----- DATA TO PROCESS

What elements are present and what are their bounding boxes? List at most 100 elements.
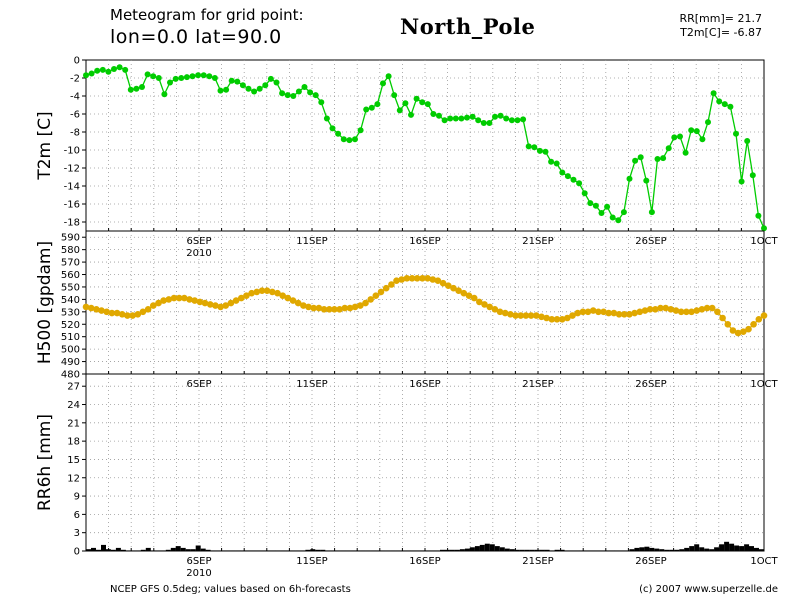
h500-point (745, 325, 752, 333)
t2m-axis-label: T2m [C] (35, 111, 55, 180)
rr6h-bar (375, 550, 381, 551)
t2m-point (329, 125, 336, 132)
h500-point (496, 308, 504, 316)
h500-point (631, 309, 638, 317)
h500-point (662, 304, 669, 312)
rr6h-bar (659, 549, 665, 551)
h500-point (227, 299, 235, 307)
t2m-point (368, 104, 375, 111)
rr6h-bar (524, 549, 530, 551)
h500-point (636, 308, 644, 316)
rr6h-bar (395, 550, 401, 551)
rr6h-bar (759, 549, 764, 551)
rr6h-bar (604, 550, 610, 551)
h500-axis-label: H500 [gpdam] (35, 241, 55, 364)
rr6h-bar (694, 544, 700, 551)
t2m-point (744, 138, 751, 144)
h500-point (486, 303, 494, 311)
rr6h-bar (669, 549, 675, 551)
rr6h-xtick-label: 1OCT (750, 556, 778, 567)
rr6h-bar (195, 545, 201, 551)
rr6h-bar (749, 546, 754, 551)
rr6h-bar (529, 549, 535, 551)
h500-point (263, 287, 271, 295)
t2m-point (677, 133, 683, 140)
h500-point (284, 294, 292, 302)
h500-point (455, 287, 462, 295)
rr6h-bar (210, 550, 216, 551)
t2m-point (682, 149, 689, 156)
h500-point (434, 277, 442, 285)
rr6h-bar (120, 549, 126, 551)
h500-point (196, 298, 204, 306)
h500-point (481, 301, 488, 308)
rr6h-bar (220, 550, 226, 551)
rr6h-axis-label: RR6h [mm] (35, 414, 55, 511)
rr6h-bar (110, 549, 116, 551)
h500-point (460, 289, 468, 297)
rr6h-bar (355, 550, 361, 551)
h500-point (465, 292, 473, 300)
rr6h-bar (440, 549, 445, 551)
rr6h-bar (589, 550, 595, 551)
rr6h-bar (86, 549, 91, 551)
h500-point (424, 275, 431, 282)
footer-credit: (c) 2007 www.superzelle.de (639, 584, 778, 595)
rr6h-ytick-label: 9 (74, 492, 80, 503)
t2m-point (716, 98, 723, 105)
rr6h-bar (205, 549, 211, 551)
h500-point (729, 327, 737, 334)
t2m-point (553, 160, 560, 167)
rr6h-bar (444, 549, 450, 551)
rr6h-bar (514, 549, 520, 551)
t2m-point (531, 144, 538, 151)
h500-point (501, 309, 509, 317)
rr6h-xtick-label: 6SEP (186, 556, 211, 567)
t2m-point (357, 127, 364, 134)
rr6h-bar (654, 548, 660, 551)
h500-point (310, 304, 318, 312)
t2m-point (536, 147, 543, 154)
t2m-point (755, 212, 762, 219)
h500-point (175, 294, 183, 302)
h500-point (165, 296, 173, 303)
h500-point (367, 296, 375, 303)
meteogram-subtitle: Meteogram for grid point: (110, 6, 304, 24)
rr6h-bar (744, 544, 750, 551)
rr6h-bar (534, 549, 540, 551)
rr6h-ytick-label: 6 (74, 510, 80, 521)
t2m-point (430, 111, 437, 117)
h500-xtick-label: 6SEP (186, 379, 211, 390)
rr6h-ytick-label: 27 (67, 382, 80, 393)
h500-point (108, 309, 116, 317)
h500-point (641, 307, 649, 314)
t2m-point (200, 72, 207, 79)
t2m-point (721, 101, 728, 108)
rr6h-bar (729, 543, 735, 551)
temperature-mean-readout: T2m[C]= -6.87 (680, 26, 762, 39)
h500-ytick-label: 500 (61, 345, 80, 356)
rr6h-bar (709, 549, 715, 551)
h500-point (538, 313, 545, 321)
h500-point (558, 316, 566, 323)
h500-point (755, 316, 763, 323)
rr6h-bar (539, 549, 545, 551)
h500-point (118, 311, 126, 318)
t2m-point (643, 177, 650, 184)
h500-point (569, 312, 576, 319)
rr6h-bar (474, 546, 480, 551)
t2m-point (262, 82, 269, 89)
h500-ytick-label: 490 (61, 357, 80, 368)
rr6h-bar (125, 550, 131, 551)
h500-point (294, 299, 302, 307)
h500-point (351, 303, 359, 311)
rr6h-bar (464, 548, 470, 551)
h500-point (683, 308, 690, 316)
rr6h-bar (564, 550, 570, 551)
t2m-point (234, 78, 241, 85)
h500-point (724, 321, 732, 328)
rr6h-bar (300, 550, 306, 551)
h500-point (181, 294, 188, 302)
t2m-point (99, 66, 106, 73)
rr6h-bar (260, 550, 266, 551)
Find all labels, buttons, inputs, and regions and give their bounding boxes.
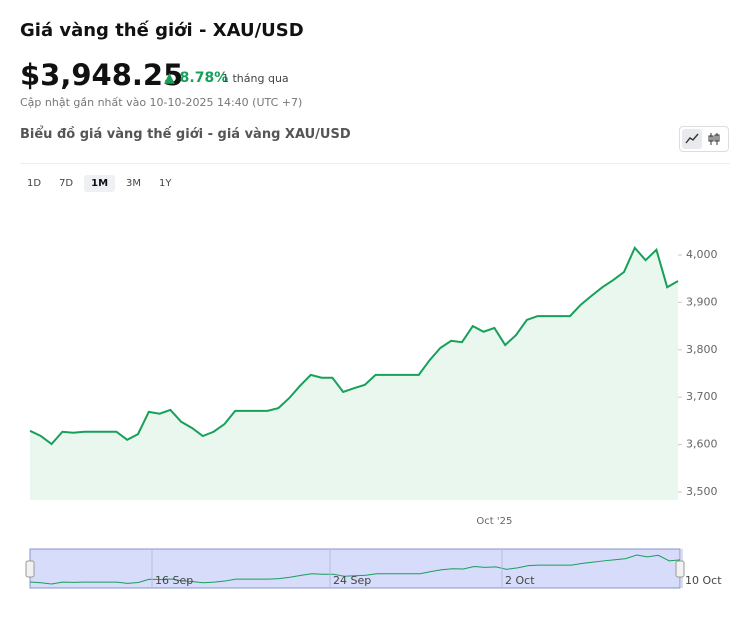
navigator-handle[interactable]	[25, 560, 35, 578]
range-tab[interactable]: 1M	[84, 175, 116, 192]
chart-type-toggle[interactable]	[679, 126, 729, 152]
navigator-label: 2 Oct	[505, 574, 535, 587]
range-tab[interactable]: 7D	[59, 178, 74, 189]
navigator-label: 10 Oct	[685, 574, 722, 587]
navigator	[29, 548, 681, 589]
price: $3,948.25	[20, 58, 184, 92]
navigator-handle[interactable]	[675, 560, 685, 578]
y-tick-label: 3,800	[686, 343, 718, 356]
updated: Cập nhật gần nhất vào 10-10-2025 14:40 (…	[20, 96, 303, 109]
change-value: 8.78%	[179, 70, 229, 86]
title: Giá vàng thế giới - XAU/USD	[20, 20, 304, 41]
range-tab[interactable]: 1D	[27, 178, 42, 189]
tabs: 1D 7D 1M 3M 1Y	[20, 175, 179, 192]
x-tick-label: Oct '25	[476, 516, 512, 527]
chart-heading: Biểu đồ giá vàng thế giới - giá vàng XAU…	[20, 127, 351, 142]
price-line	[29, 246, 679, 446]
area	[30, 247, 678, 500]
y-tick-label: 3,700	[686, 390, 718, 403]
period: 1 tháng qua	[222, 72, 289, 85]
navigator-label: 24 Sep	[333, 574, 371, 587]
range-tab[interactable]: 3M	[126, 178, 142, 189]
y-tick-label: 3,900	[686, 295, 718, 308]
navigator-line	[29, 554, 681, 585]
y-tick-label: 3,600	[686, 438, 718, 451]
navigator-label: 16 Sep	[155, 574, 193, 587]
y-tick-label: 3,500	[686, 485, 718, 498]
change: ▲ 8.78%	[164, 70, 229, 86]
y-tick-label: 4,000	[686, 248, 718, 261]
range-tab[interactable]: 1Y	[159, 178, 172, 189]
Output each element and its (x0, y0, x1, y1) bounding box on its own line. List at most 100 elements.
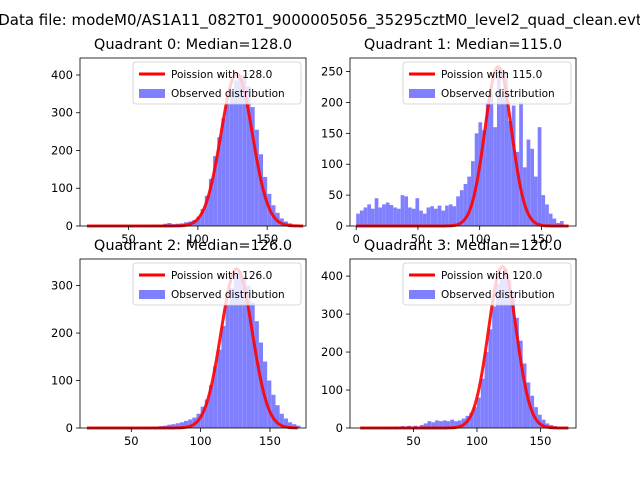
hist-bar (246, 86, 251, 226)
observed-histogram (150, 271, 301, 428)
y-tick-label: 100 (321, 383, 343, 397)
x-tick-label: 100 (469, 232, 491, 246)
hist-bar (279, 413, 284, 428)
legend-observed-label: Observed distribution (441, 289, 555, 301)
hist-bar (238, 74, 243, 227)
hist-bar (492, 306, 497, 428)
hist-bar (408, 207, 412, 226)
hist-bar (292, 424, 297, 428)
hist-bar (499, 277, 504, 428)
hist-bar (518, 340, 523, 428)
hist-bar (493, 127, 497, 226)
hist-bar (225, 304, 230, 428)
y-tick-label: 250 (321, 65, 343, 79)
hist-bar (400, 195, 405, 226)
legend-box (402, 61, 572, 105)
hist-bar (217, 137, 222, 226)
figure-suptitle: Data file: modeM0/AS1A11_082T01_90000050… (0, 11, 640, 30)
hist-bar (213, 366, 218, 428)
y-tick-label: 100 (51, 181, 73, 195)
hist-bar (188, 419, 193, 428)
hist-bar (359, 210, 364, 226)
hist-bar (382, 204, 386, 226)
hist-bar (556, 222, 560, 226)
y-tick-label: 300 (321, 307, 343, 321)
hist-bar (541, 195, 546, 226)
hist-bar (183, 420, 189, 428)
quadrant-2-chart: 50 100 150 0 100 200 300 Quadrant 2: Median=126… (51, 238, 307, 448)
y-tick-label: 300 (51, 106, 73, 120)
hist-bar (471, 161, 475, 226)
y-tick-label: 50 (328, 188, 343, 202)
hist-bar (433, 208, 438, 226)
hist-bar (526, 139, 531, 226)
hist-bar (363, 207, 368, 226)
hist-bar (511, 291, 516, 428)
hist-bar (489, 93, 494, 227)
hist-bar (438, 421, 443, 428)
hist-bar (233, 80, 239, 227)
hist-bar (275, 405, 280, 428)
hist-bar (422, 213, 427, 226)
legend-poisson-label: Poission with 128.0 (171, 69, 272, 81)
x-tick-label: 50 (121, 232, 136, 246)
hist-bar (238, 271, 243, 428)
hist-bar (431, 422, 436, 428)
hist-bar (246, 285, 251, 428)
x-tick-label: 50 (411, 232, 426, 246)
axes-frame (349, 57, 577, 227)
hist-bar (419, 210, 423, 226)
x-tick-label: 50 (406, 434, 421, 448)
legend: Poission with 115.0 Observed distribution (402, 61, 572, 105)
hist-bar (552, 218, 557, 226)
y-tick-label: 200 (51, 326, 73, 340)
quadrant-1-chart: 0 50 100 150 0 50 100 150 200 250 Quadrant 1: Medi… (321, 37, 577, 246)
hist-bar (441, 210, 446, 226)
hist-bar (171, 424, 176, 428)
hist-bar (534, 176, 538, 226)
legend-box (402, 262, 572, 306)
hist-bar (503, 268, 508, 428)
hist-bar (500, 96, 505, 226)
y-tick-label: 100 (51, 374, 73, 388)
hist-bar (508, 121, 512, 226)
hist-bar (548, 213, 553, 226)
axes-frame (79, 258, 307, 429)
hist-bar (478, 122, 483, 226)
y-tick-label: 150 (321, 126, 343, 140)
hist-bar (385, 202, 390, 226)
hist-bar (217, 349, 222, 428)
hist-bar (450, 419, 455, 428)
legend-observed-label: Observed distribution (171, 88, 285, 100)
hist-bar (541, 419, 546, 428)
hist-bar (423, 423, 428, 428)
y-tick-label: 100 (321, 157, 343, 171)
hist-bar (225, 103, 230, 226)
hist-bar (213, 156, 218, 226)
y-tick-label: 200 (321, 345, 343, 359)
hist-bar (454, 421, 458, 428)
hist-bar (537, 127, 542, 226)
hist-bar (221, 325, 226, 428)
hist-bar (267, 380, 272, 428)
hist-bar (446, 421, 451, 428)
hist-bar (370, 208, 375, 226)
hist-bar (442, 420, 447, 428)
hist-bar (427, 421, 432, 428)
hist-bar (208, 385, 214, 428)
hist-bar (250, 302, 255, 428)
subplot-title: Quadrant 1: Median=115.0 (364, 37, 562, 53)
hist-bar (445, 205, 449, 226)
hist-bar (204, 195, 209, 226)
subplot-title: Quadrant 3: Median=120.0 (364, 238, 562, 254)
hist-bar (435, 420, 439, 428)
hist-bar (448, 204, 453, 226)
subplot-title: Quadrant 0: Median=128.0 (94, 37, 292, 53)
x-tick-label: 150 (530, 232, 552, 246)
hist-bar (437, 205, 442, 226)
hist-bar (242, 74, 247, 227)
hist-bar (233, 273, 239, 428)
hist-bar (396, 208, 401, 226)
hist-bar (367, 204, 371, 226)
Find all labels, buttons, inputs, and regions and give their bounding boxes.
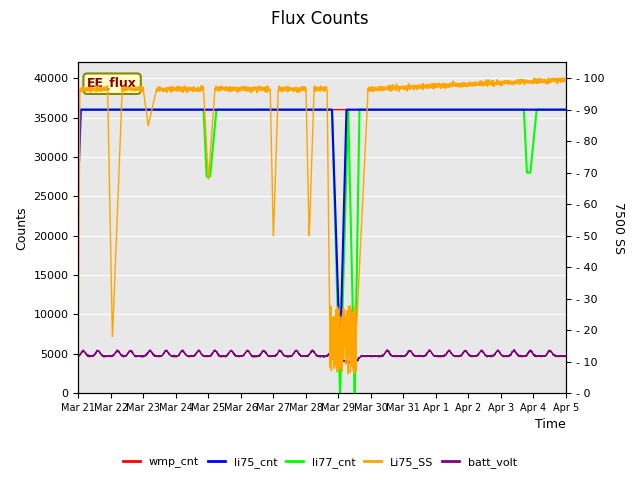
Y-axis label: Counts: Counts	[15, 206, 28, 250]
X-axis label: Time: Time	[535, 419, 566, 432]
Legend: wmp_cnt, li75_cnt, li77_cnt, Li75_SS, batt_volt: wmp_cnt, li75_cnt, li77_cnt, Li75_SS, ba…	[119, 452, 521, 472]
Text: EE_flux: EE_flux	[87, 77, 137, 90]
Text: Flux Counts: Flux Counts	[271, 10, 369, 28]
Y-axis label: 7500 SS: 7500 SS	[612, 202, 625, 254]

----------

WRITTEN PROBLEM
Convert the records, from the line with "560, 35, 578]" up to and including the line with "Output each element", into a Markdown table with the columns No. and Entry. Number each row and leave out any blank lines.

WRITTEN ANSWER
| No. | Entry |
|---|---|
| 1 | navigator-handle[interactable]	[25, 560, 35, 578] |
| 2 | range-tab[interactable]: 1M	[84, 175, 116, 192] |
| 3 | chart-type-toggle[interactable]	[679, 126, 729, 152] |
| 4 | navigator-label: 2 Oct	[505, 574, 535, 587] |
| 5 | range-tab[interactable]: 7D	[59, 178, 74, 189] |
| 6 | navigator-label: 10 Oct	[685, 574, 722, 587] |
| 7 | navigator	[29, 548, 681, 589] |
| 8 | price: $3,948.25	[20, 58, 184, 92] |
| 9 | navigator-handle[interactable]	[675, 560, 685, 578] |
| 10 | y-tick-label: 3,800	[686, 343, 718, 356] |
| 11 | updated: Cập nhật gần nhất vào 10-10-2025 14:40 (…	[20, 96, 303, 109] |
| 12 | change-value: 8.78%	[179, 70, 229, 86] |
| 13 | title: Giá vàng thế giới - XAU/USD	[20, 20, 304, 41] |
| 14 | range-tab[interactable]: 1D	[27, 178, 42, 189] |
| 15 | tabs: 1D 7D 1M 3M 1Y	[20, 175, 179, 192] |
| 16 | x-tick-label: Oct '25	[476, 516, 512, 527] |
| 17 | chart-heading: Biểu đồ giá vàng thế giới - giá vàng XAU…	[20, 127, 351, 142] |
| 18 | price-line	[29, 246, 679, 446] |
| 19 | area	[30, 247, 678, 500] |
| 20 | y-tick-label: 3,700	[686, 390, 718, 403] |
| 21 | period: 1 tháng qua	[222, 72, 289, 85] |
| 22 | navigator-label: 24 Sep	[333, 574, 371, 587] |
| 23 | range-tab[interactable]: 3M	[126, 178, 142, 189] |
| 24 | y-tick-label: 3,900	[686, 295, 718, 308] |
| 25 | navigator-line	[29, 554, 681, 585] |
| 26 | y-tick-label: 3,600	[686, 438, 718, 451] |
| 27 | navigator-label: 16 Sep	[155, 574, 193, 587] |
| 28 | y-tick-label: 3,500	[686, 485, 718, 498] |
| 29 | change: ▲ 8.78%	[164, 70, 229, 86] |
| 30 | y-tick-label: 4,000	[686, 248, 718, 261] |
| 31 | range-tab[interactable]: 1Y	[159, 178, 172, 189] |
| 32 | Output each element and its (x0, y0, x1, y1) bounding box on its own line. List at most 100 elements. |